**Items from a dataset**
------------------------------------------------

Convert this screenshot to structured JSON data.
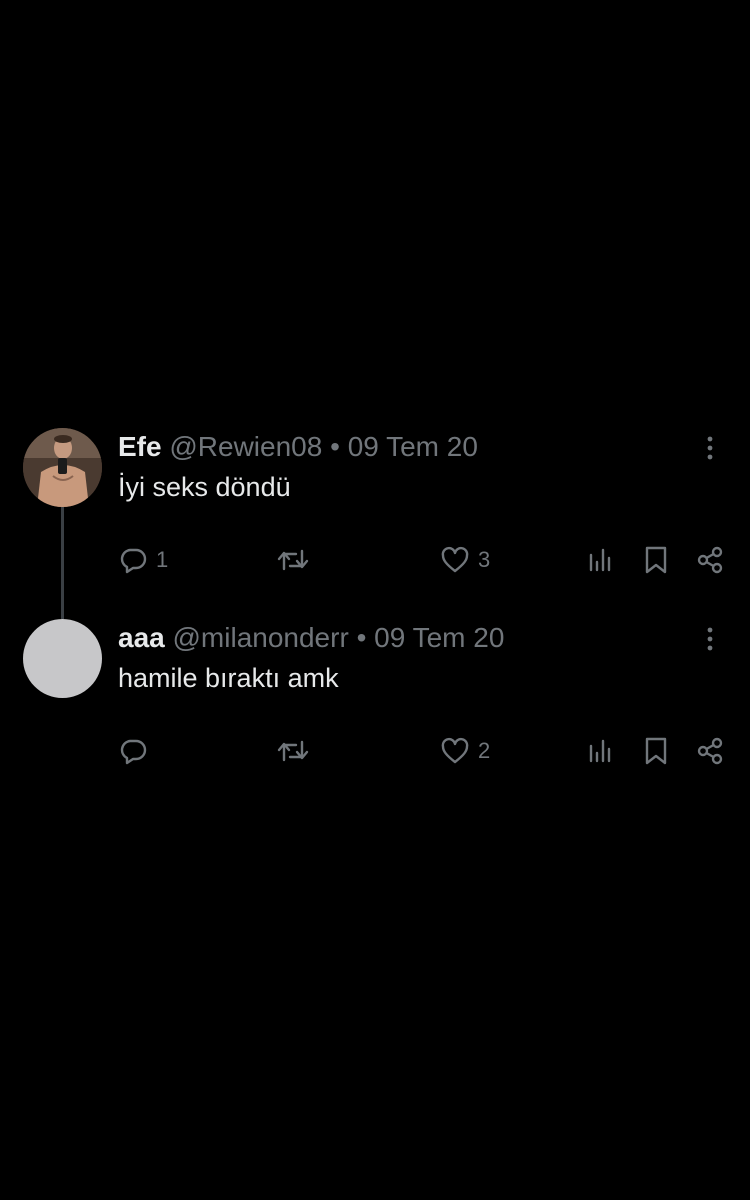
{
  "tweets": [
    {
      "author_name": "Efe",
      "handle": "@Rewien08",
      "separator": "•",
      "date": "09 Tem 20",
      "text": "İyi seks döndü",
      "reply_count": "1",
      "like_count": "3",
      "avatar": "profile-photo"
    },
    {
      "author_name": "aaa",
      "handle": "@milanonderr",
      "separator": "•",
      "date": "09 Tem 20",
      "text": "hamile bıraktı amk",
      "reply_count": "",
      "like_count": "2",
      "avatar": "default-placeholder"
    }
  ],
  "icons": {
    "more": "more-vertical-icon",
    "reply": "reply-bubble-icon",
    "retweet": "retweet-icon",
    "like": "heart-icon",
    "views": "views-bar-chart-icon",
    "bookmark": "bookmark-icon",
    "share": "share-icon"
  },
  "colors": {
    "background": "#000000",
    "primary_text": "#e7e9ea",
    "secondary_text": "#71767b",
    "thread_line": "#3a3f44",
    "placeholder_avatar": "#c7c7c9"
  }
}
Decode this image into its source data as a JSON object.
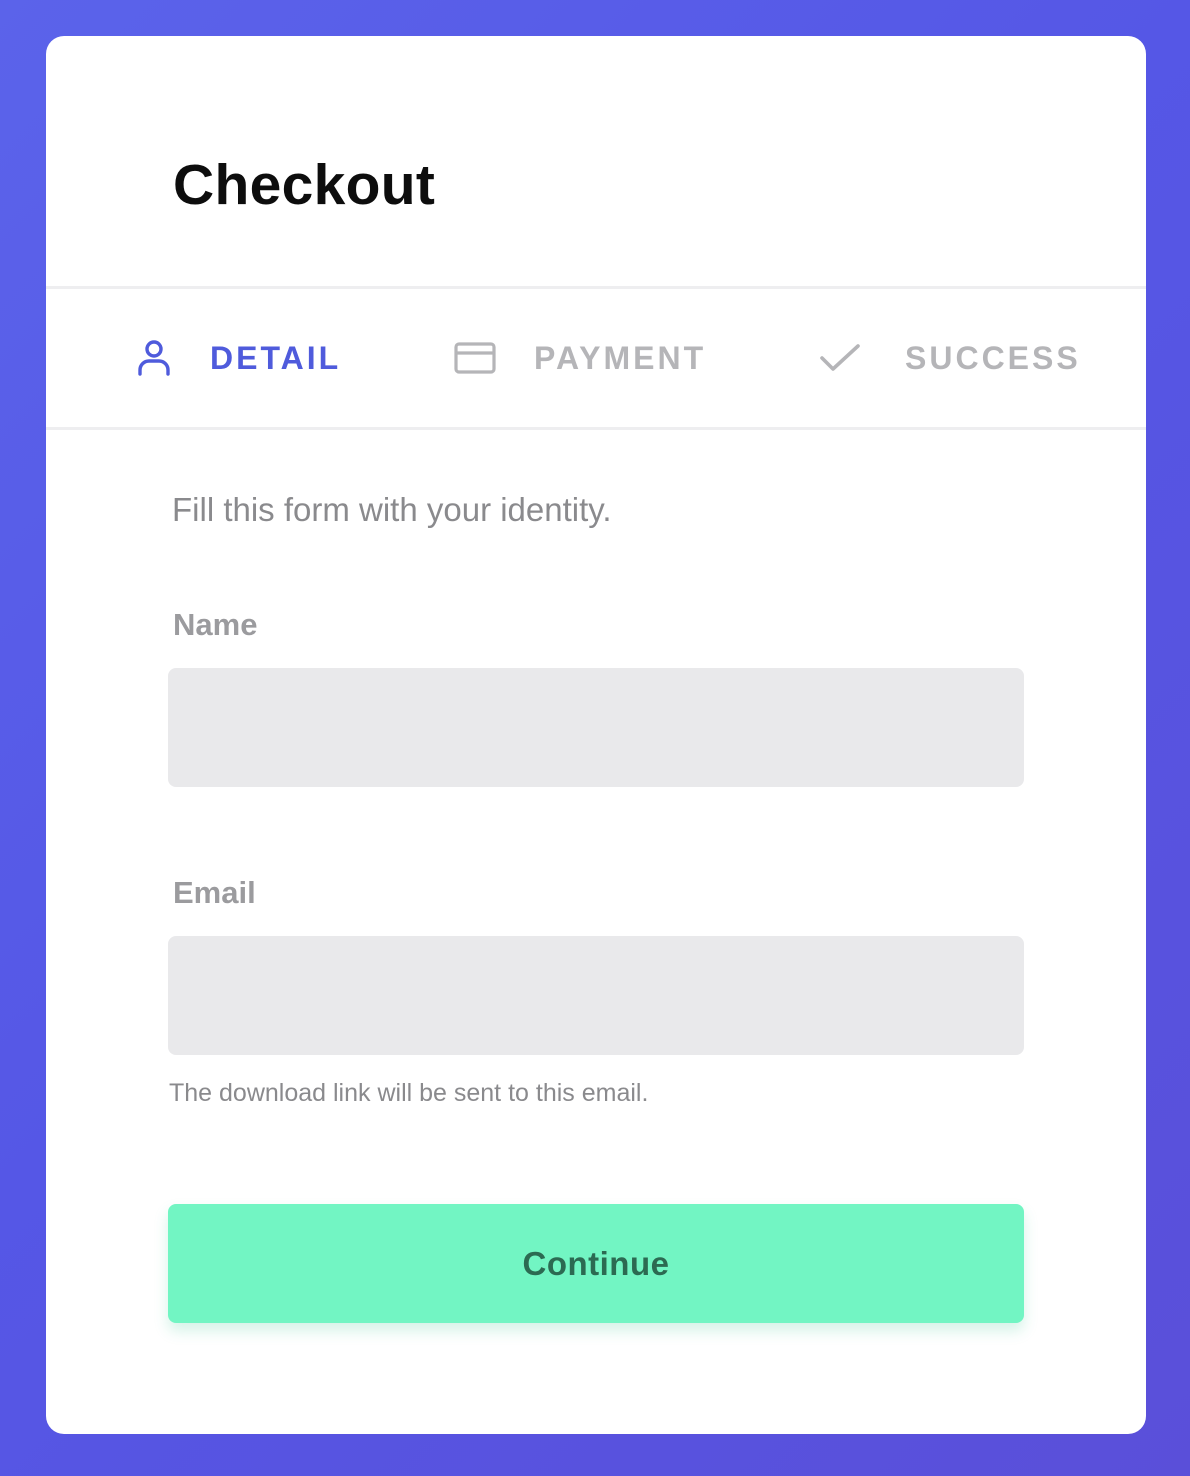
{
  "header": {
    "title": "Checkout"
  },
  "steps": [
    {
      "label": "DETAIL",
      "icon": "user-icon",
      "state": "active",
      "color": "#4f5bdc"
    },
    {
      "label": "PAYMENT",
      "icon": "credit-card-icon",
      "state": "inactive",
      "color": "#b5b5b8"
    },
    {
      "label": "SUCCESS",
      "icon": "check-icon",
      "state": "inactive",
      "color": "#b5b5b8"
    }
  ],
  "form": {
    "intro": "Fill this form with your identity.",
    "name": {
      "label": "Name",
      "value": "",
      "placeholder": ""
    },
    "email": {
      "label": "Email",
      "value": "",
      "placeholder": "",
      "hint": "The download link will be sent to this email."
    },
    "submit_label": "Continue"
  },
  "colors": {
    "background": "#5557e6",
    "accent": "#4f5bdc",
    "button": "#72f5c3",
    "button_text": "#2c6a52",
    "input_bg": "#e9e9eb"
  }
}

------------------------------------------------

**Requirements**
With the pictures omitted, reproduce the records in full and exactly.

**Expected output**
Convert this screenshot to structured JSON data.
{
  "tweets": [
    {
      "author_name": "Efe",
      "handle": "@Rewien08",
      "separator": "•",
      "date": "09 Tem 20",
      "text": "İyi seks döndü",
      "reply_count": "1",
      "like_count": "3",
      "avatar": "profile-photo"
    },
    {
      "author_name": "aaa",
      "handle": "@milanonderr",
      "separator": "•",
      "date": "09 Tem 20",
      "text": "hamile bıraktı amk",
      "reply_count": "",
      "like_count": "2",
      "avatar": "default-placeholder"
    }
  ],
  "icons": {
    "more": "more-vertical-icon",
    "reply": "reply-bubble-icon",
    "retweet": "retweet-icon",
    "like": "heart-icon",
    "views": "views-bar-chart-icon",
    "bookmark": "bookmark-icon",
    "share": "share-icon"
  },
  "colors": {
    "background": "#000000",
    "primary_text": "#e7e9ea",
    "secondary_text": "#71767b",
    "thread_line": "#3a3f44",
    "placeholder_avatar": "#c7c7c9"
  }
}
Decode this image into its source data as a JSON object.
{
  "header": {
    "title": "Checkout"
  },
  "steps": [
    {
      "label": "DETAIL",
      "icon": "user-icon",
      "state": "active",
      "color": "#4f5bdc"
    },
    {
      "label": "PAYMENT",
      "icon": "credit-card-icon",
      "state": "inactive",
      "color": "#b5b5b8"
    },
    {
      "label": "SUCCESS",
      "icon": "check-icon",
      "state": "inactive",
      "color": "#b5b5b8"
    }
  ],
  "form": {
    "intro": "Fill this form with your identity.",
    "name": {
      "label": "Name",
      "value": "",
      "placeholder": ""
    },
    "email": {
      "label": "Email",
      "value": "",
      "placeholder": "",
      "hint": "The download link will be sent to this email."
    },
    "submit_label": "Continue"
  },
  "colors": {
    "background": "#5557e6",
    "accent": "#4f5bdc",
    "button": "#72f5c3",
    "button_text": "#2c6a52",
    "input_bg": "#e9e9eb"
  }
}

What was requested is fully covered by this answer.